Records from a collection of figures:
--- Start ---

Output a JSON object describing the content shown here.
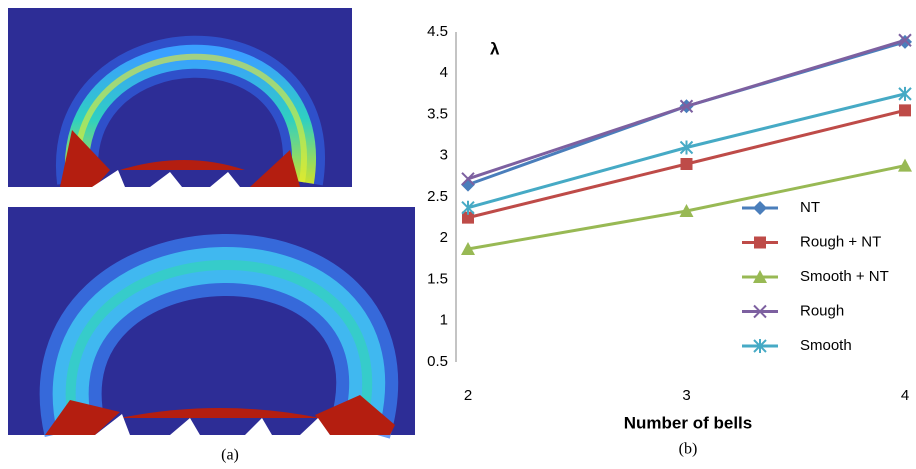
{
  "subfigure_labels": [
    "(a)",
    "(b)"
  ],
  "chart_data": {
    "type": "line",
    "y_label": "λ",
    "x_label": "Number of bells",
    "x": [
      2,
      3,
      4
    ],
    "xlim": [
      2,
      4
    ],
    "xticks": [
      2,
      3,
      4
    ],
    "ylim": [
      0.5,
      4.5
    ],
    "yticks": [
      0.5,
      1,
      1.5,
      2,
      2.5,
      3,
      3.5,
      4,
      4.5
    ],
    "grid": false,
    "legend": "lower right",
    "series": [
      {
        "name": "NT",
        "color": "#4a7ebb",
        "marker": "diamond",
        "values": [
          2.65,
          3.6,
          4.38
        ]
      },
      {
        "name": "Rough + NT",
        "color": "#be4b48",
        "marker": "square",
        "values": [
          2.25,
          2.9,
          3.55
        ]
      },
      {
        "name": "Smooth + NT",
        "color": "#98b954",
        "marker": "triangle",
        "values": [
          1.87,
          2.33,
          2.88
        ]
      },
      {
        "name": "Rough",
        "color": "#7d60a0",
        "marker": "x",
        "values": [
          2.72,
          3.6,
          4.4
        ]
      },
      {
        "name": "Smooth",
        "color": "#46aac5",
        "marker": "star",
        "values": [
          2.37,
          3.1,
          3.75
        ]
      }
    ]
  }
}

--- End ---

> [Your objective]: The material above must be printed exactly, with its pictures left out.

> [Result of this task]:
Output a JSON object describing the content shown here.
{
  "subfigure_labels": [
    "(a)",
    "(b)"
  ],
  "chart_data": {
    "type": "line",
    "y_label": "λ",
    "x_label": "Number of bells",
    "x": [
      2,
      3,
      4
    ],
    "xlim": [
      2,
      4
    ],
    "xticks": [
      2,
      3,
      4
    ],
    "ylim": [
      0.5,
      4.5
    ],
    "yticks": [
      0.5,
      1,
      1.5,
      2,
      2.5,
      3,
      3.5,
      4,
      4.5
    ],
    "grid": false,
    "legend": "lower right",
    "series": [
      {
        "name": "NT",
        "color": "#4a7ebb",
        "marker": "diamond",
        "values": [
          2.65,
          3.6,
          4.38
        ]
      },
      {
        "name": "Rough + NT",
        "color": "#be4b48",
        "marker": "square",
        "values": [
          2.25,
          2.9,
          3.55
        ]
      },
      {
        "name": "Smooth + NT",
        "color": "#98b954",
        "marker": "triangle",
        "values": [
          1.87,
          2.33,
          2.88
        ]
      },
      {
        "name": "Rough",
        "color": "#7d60a0",
        "marker": "x",
        "values": [
          2.72,
          3.6,
          4.4
        ]
      },
      {
        "name": "Smooth",
        "color": "#46aac5",
        "marker": "star",
        "values": [
          2.37,
          3.1,
          3.75
        ]
      }
    ]
  }
}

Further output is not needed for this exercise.